* THE REQUEST
Report the count of lines containing the word "Raja" in the entries below, and nothing more.

* PROVIDED DATA
--------

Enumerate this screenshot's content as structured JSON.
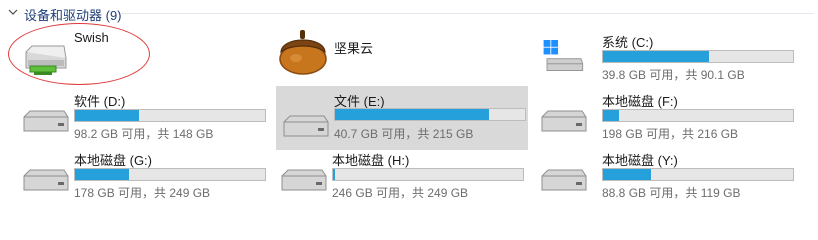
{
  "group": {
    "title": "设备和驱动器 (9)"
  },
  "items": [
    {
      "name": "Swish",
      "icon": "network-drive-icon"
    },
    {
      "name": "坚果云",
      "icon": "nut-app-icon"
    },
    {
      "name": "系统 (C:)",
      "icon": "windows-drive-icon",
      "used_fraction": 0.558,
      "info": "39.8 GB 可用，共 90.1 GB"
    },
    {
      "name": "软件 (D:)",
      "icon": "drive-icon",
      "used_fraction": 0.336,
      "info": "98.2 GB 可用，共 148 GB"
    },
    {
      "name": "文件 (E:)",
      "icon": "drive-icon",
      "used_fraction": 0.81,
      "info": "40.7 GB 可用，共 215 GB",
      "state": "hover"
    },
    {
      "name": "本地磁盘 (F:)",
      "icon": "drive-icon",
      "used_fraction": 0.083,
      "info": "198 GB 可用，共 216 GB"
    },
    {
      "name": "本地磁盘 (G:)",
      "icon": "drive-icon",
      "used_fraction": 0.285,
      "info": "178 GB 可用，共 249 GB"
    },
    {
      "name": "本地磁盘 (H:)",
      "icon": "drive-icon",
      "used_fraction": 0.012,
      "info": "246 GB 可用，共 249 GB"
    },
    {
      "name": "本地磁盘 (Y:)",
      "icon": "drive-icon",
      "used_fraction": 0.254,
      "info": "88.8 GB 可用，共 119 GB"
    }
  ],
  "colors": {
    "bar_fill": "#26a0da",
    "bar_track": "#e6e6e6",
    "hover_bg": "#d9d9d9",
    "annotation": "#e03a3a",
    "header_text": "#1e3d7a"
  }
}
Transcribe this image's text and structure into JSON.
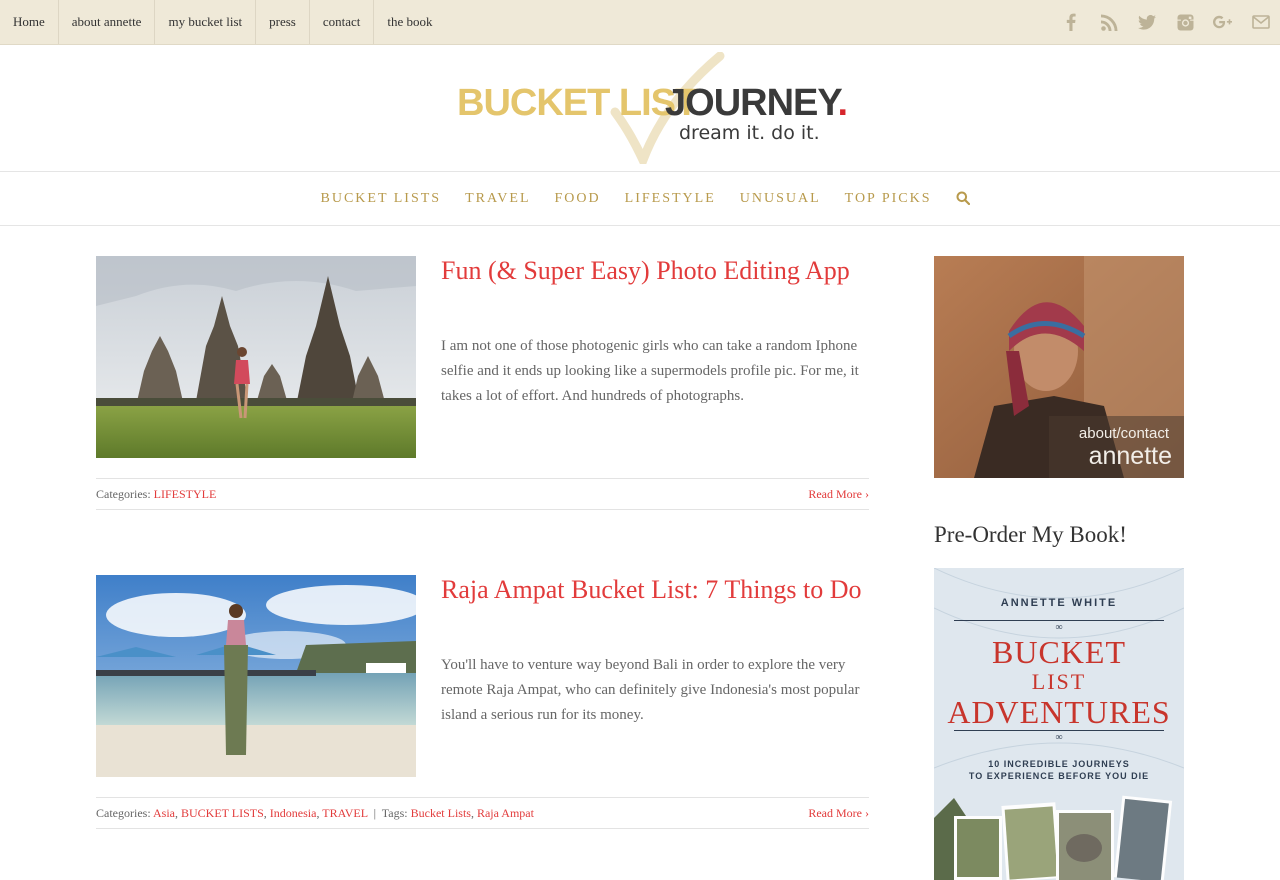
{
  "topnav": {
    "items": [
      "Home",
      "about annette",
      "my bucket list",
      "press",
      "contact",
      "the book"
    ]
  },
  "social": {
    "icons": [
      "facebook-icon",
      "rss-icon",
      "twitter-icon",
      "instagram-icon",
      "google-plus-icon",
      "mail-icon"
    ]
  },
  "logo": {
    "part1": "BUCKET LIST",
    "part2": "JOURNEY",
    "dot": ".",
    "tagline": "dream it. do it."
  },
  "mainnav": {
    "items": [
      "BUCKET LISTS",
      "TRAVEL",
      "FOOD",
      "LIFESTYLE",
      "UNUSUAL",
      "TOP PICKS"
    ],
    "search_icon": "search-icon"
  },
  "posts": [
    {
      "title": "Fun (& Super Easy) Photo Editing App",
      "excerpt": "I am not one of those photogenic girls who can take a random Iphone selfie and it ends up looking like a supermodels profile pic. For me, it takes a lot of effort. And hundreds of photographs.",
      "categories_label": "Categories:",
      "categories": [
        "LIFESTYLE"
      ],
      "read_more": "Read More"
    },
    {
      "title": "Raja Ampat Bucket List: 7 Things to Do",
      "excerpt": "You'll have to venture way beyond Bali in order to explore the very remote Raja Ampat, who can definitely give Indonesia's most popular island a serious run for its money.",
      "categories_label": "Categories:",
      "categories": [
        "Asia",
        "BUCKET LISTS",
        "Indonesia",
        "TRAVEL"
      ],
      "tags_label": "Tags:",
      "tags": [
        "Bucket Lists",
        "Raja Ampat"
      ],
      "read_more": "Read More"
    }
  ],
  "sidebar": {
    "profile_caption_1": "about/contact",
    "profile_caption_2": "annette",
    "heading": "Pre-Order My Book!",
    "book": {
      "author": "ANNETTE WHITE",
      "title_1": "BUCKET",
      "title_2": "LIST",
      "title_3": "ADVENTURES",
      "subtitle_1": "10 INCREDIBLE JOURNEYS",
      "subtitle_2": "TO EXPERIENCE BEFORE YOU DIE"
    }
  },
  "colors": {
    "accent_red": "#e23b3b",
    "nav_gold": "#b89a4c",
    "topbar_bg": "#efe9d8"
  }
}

--------

* SOLUTION TO THIS TASK
3